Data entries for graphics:
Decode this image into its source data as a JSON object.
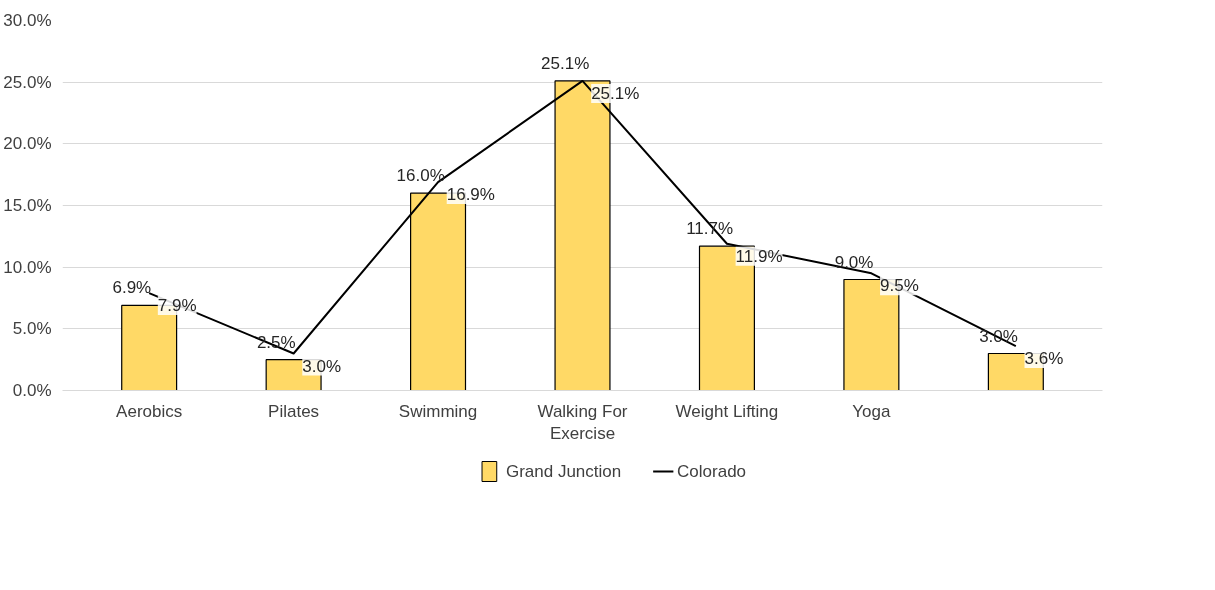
{
  "chart_data": {
    "type": "bar",
    "categories": [
      "Aerobics",
      "Pilates",
      "Swimming",
      "Walking For Exercise",
      "Weight Lifting",
      "Yoga",
      null
    ],
    "series": [
      {
        "name": "Grand Junction",
        "color": "#ffd966",
        "values": [
          6.9,
          2.5,
          16.0,
          25.1,
          11.7,
          9.0,
          3.0
        ],
        "value_labels": [
          "6.9%",
          "2.5%",
          "16.0%",
          "25.1%",
          "11.7%",
          "9.0%",
          "3.0%"
        ]
      },
      {
        "name": "Colorado",
        "type": "line",
        "color": "#000000",
        "values": [
          7.9,
          3.0,
          16.9,
          25.1,
          11.9,
          9.5,
          3.6
        ],
        "value_labels": [
          "7.9%",
          "3.0%",
          "16.9%",
          "25.1%",
          "11.9%",
          "9.5%",
          "3.6%"
        ]
      }
    ],
    "ylim": [
      0,
      30
    ],
    "yticks": [
      {
        "value": 0,
        "label": "0.0%"
      },
      {
        "value": 5,
        "label": "5.0%"
      },
      {
        "value": 10,
        "label": "10.0%"
      },
      {
        "value": 15,
        "label": "15.0%"
      },
      {
        "value": 20,
        "label": "20.0%"
      },
      {
        "value": 25,
        "label": "25.0%"
      },
      {
        "value": 30,
        "label": "30.0%"
      }
    ],
    "grid": "y",
    "legend": "bottom",
    "marker": "none",
    "line_style": "solid"
  }
}
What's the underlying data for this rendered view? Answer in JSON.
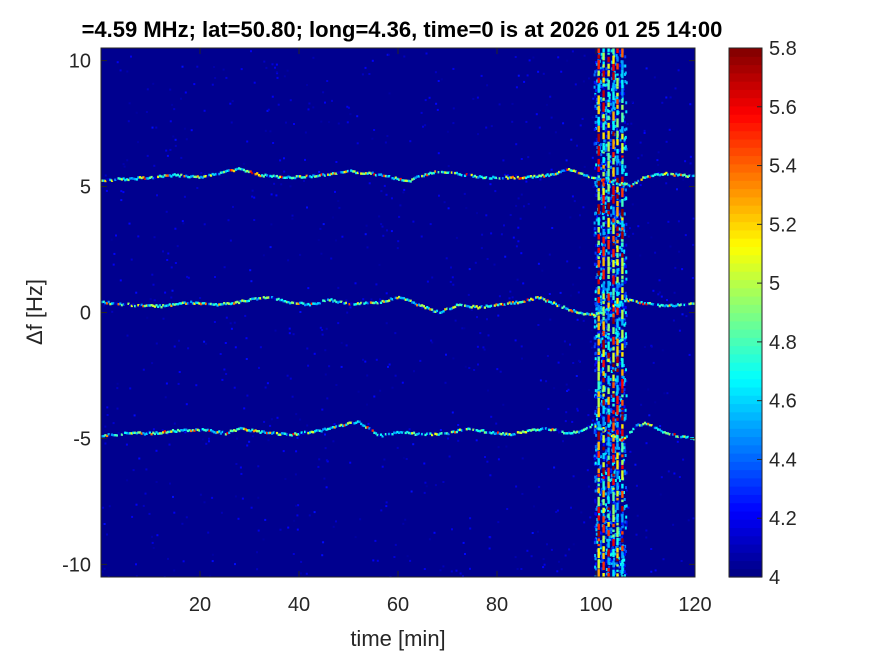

Description of the task: All entries must be written out again exactly as given, with no pictures in the copy.

Result of this task:
Decode this image into its source data as a JSON object.
{
  "chart_data": {
    "type": "bar",
    "categories": [
      "Aerobics",
      "Pilates",
      "Swimming",
      "Walking For Exercise",
      "Weight Lifting",
      "Yoga",
      null
    ],
    "series": [
      {
        "name": "Grand Junction",
        "color": "#ffd966",
        "values": [
          6.9,
          2.5,
          16.0,
          25.1,
          11.7,
          9.0,
          3.0
        ],
        "value_labels": [
          "6.9%",
          "2.5%",
          "16.0%",
          "25.1%",
          "11.7%",
          "9.0%",
          "3.0%"
        ]
      },
      {
        "name": "Colorado",
        "type": "line",
        "color": "#000000",
        "values": [
          7.9,
          3.0,
          16.9,
          25.1,
          11.9,
          9.5,
          3.6
        ],
        "value_labels": [
          "7.9%",
          "3.0%",
          "16.9%",
          "25.1%",
          "11.9%",
          "9.5%",
          "3.6%"
        ]
      }
    ],
    "ylim": [
      0,
      30
    ],
    "yticks": [
      {
        "value": 0,
        "label": "0.0%"
      },
      {
        "value": 5,
        "label": "5.0%"
      },
      {
        "value": 10,
        "label": "10.0%"
      },
      {
        "value": 15,
        "label": "15.0%"
      },
      {
        "value": 20,
        "label": "20.0%"
      },
      {
        "value": 25,
        "label": "25.0%"
      },
      {
        "value": 30,
        "label": "30.0%"
      }
    ],
    "grid": "y",
    "legend": "bottom",
    "marker": "none",
    "line_style": "solid"
  }
}
What's the underlying data for this rendered view? Answer in JSON.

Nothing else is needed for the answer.